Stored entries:

◆ ◆ ◆ ◆ ◆ ◆ ◆

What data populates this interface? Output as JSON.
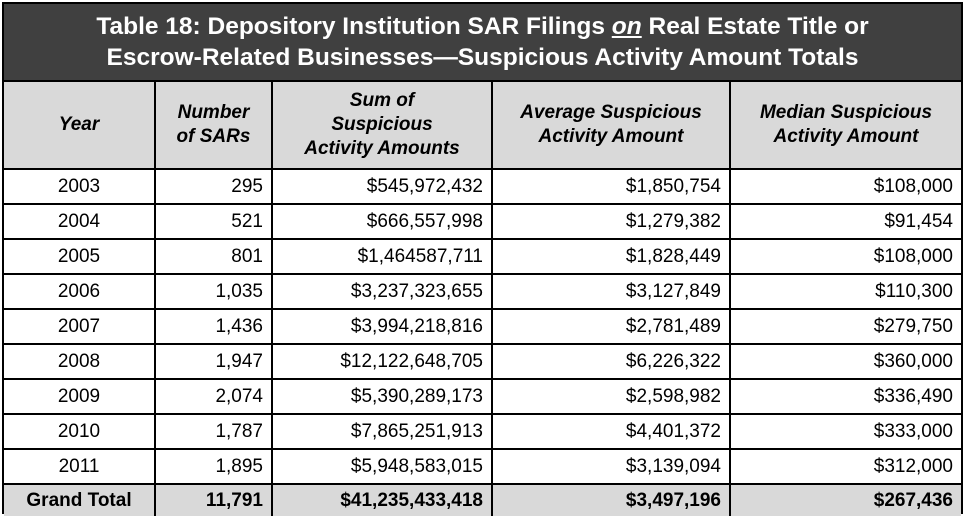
{
  "title": {
    "line1_prefix": "Table 18:  Depository Institution SAR Filings ",
    "line1_emph": "on",
    "line1_suffix": " Real Estate Title or",
    "line2": "Escrow-Related Businesses—Suspicious Activity Amount Totals"
  },
  "headers": {
    "year": "Year",
    "sars_1": "Number",
    "sars_2": "of SARs",
    "sum_1": "Sum of",
    "sum_2": "Suspicious",
    "sum_3": "Activity Amounts",
    "avg_1": "Average Suspicious",
    "avg_2": "Activity Amount",
    "med_1": "Median Suspicious",
    "med_2": "Activity Amount"
  },
  "rows": [
    {
      "year": "2003",
      "sars": "295",
      "sum": "$545,972,432",
      "avg": "$1,850,754",
      "median": "$108,000"
    },
    {
      "year": "2004",
      "sars": "521",
      "sum": "$666,557,998",
      "avg": "$1,279,382",
      "median": "$91,454"
    },
    {
      "year": "2005",
      "sars": "801",
      "sum": "$1,464587,711",
      "avg": "$1,828,449",
      "median": "$108,000"
    },
    {
      "year": "2006",
      "sars": "1,035",
      "sum": "$3,237,323,655",
      "avg": "$3,127,849",
      "median": "$110,300"
    },
    {
      "year": "2007",
      "sars": "1,436",
      "sum": "$3,994,218,816",
      "avg": "$2,781,489",
      "median": "$279,750"
    },
    {
      "year": "2008",
      "sars": "1,947",
      "sum": "$12,122,648,705",
      "avg": "$6,226,322",
      "median": "$360,000"
    },
    {
      "year": "2009",
      "sars": "2,074",
      "sum": "$5,390,289,173",
      "avg": "$2,598,982",
      "median": "$336,490"
    },
    {
      "year": "2010",
      "sars": "1,787",
      "sum": "$7,865,251,913",
      "avg": "$4,401,372",
      "median": "$333,000"
    },
    {
      "year": "2011",
      "sars": "1,895",
      "sum": "$5,948,583,015",
      "avg": "$3,139,094",
      "median": "$312,000"
    }
  ],
  "total": {
    "label": "Grand Total",
    "sars": "11,791",
    "sum": "$41,235,433,418",
    "avg": "$3,497,196",
    "median": "$267,436"
  }
}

◆ ◆ ◆ ◆ ◆ ◆ ◆

• [TASK DIRECTIONS]:
Reply with nothing but a number: how many lines of the entries above contain the string "year"?

• [WRITTEN RESPONSE]:
10